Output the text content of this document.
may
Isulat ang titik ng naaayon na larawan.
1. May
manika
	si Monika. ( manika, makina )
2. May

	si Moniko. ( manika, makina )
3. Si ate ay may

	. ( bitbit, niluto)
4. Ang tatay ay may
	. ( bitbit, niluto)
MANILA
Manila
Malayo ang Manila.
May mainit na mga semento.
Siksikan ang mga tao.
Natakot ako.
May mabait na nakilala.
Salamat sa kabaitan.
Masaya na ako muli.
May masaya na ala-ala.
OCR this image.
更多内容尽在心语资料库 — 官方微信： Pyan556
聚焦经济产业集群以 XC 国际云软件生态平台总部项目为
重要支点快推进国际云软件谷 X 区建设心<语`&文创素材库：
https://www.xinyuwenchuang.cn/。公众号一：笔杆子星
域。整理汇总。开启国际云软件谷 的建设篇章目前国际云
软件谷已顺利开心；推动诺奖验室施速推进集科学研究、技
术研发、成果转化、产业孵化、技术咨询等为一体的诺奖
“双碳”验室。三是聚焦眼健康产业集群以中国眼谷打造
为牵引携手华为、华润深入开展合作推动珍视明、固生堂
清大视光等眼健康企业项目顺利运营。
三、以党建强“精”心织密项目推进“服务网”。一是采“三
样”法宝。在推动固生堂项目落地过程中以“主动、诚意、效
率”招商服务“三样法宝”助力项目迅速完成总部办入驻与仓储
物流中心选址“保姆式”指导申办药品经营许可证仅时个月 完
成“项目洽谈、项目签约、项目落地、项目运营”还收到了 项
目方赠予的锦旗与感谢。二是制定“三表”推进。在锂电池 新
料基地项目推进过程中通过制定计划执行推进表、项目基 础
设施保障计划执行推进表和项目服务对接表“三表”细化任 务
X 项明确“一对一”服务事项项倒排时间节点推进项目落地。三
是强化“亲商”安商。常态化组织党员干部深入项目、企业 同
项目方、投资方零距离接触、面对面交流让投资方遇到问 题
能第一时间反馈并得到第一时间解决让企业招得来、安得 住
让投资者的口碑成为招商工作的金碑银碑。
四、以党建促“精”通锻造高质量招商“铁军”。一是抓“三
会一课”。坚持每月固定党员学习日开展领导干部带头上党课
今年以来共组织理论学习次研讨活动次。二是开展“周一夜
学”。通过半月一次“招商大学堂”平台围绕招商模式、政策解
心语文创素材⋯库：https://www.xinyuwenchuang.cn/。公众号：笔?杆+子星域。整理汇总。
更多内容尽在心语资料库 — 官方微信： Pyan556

──────────────────────────────

Task to complete: From the data above, copy out every line with the string "this" in it.

Final result:
Output the text content of this document.
OCR this image.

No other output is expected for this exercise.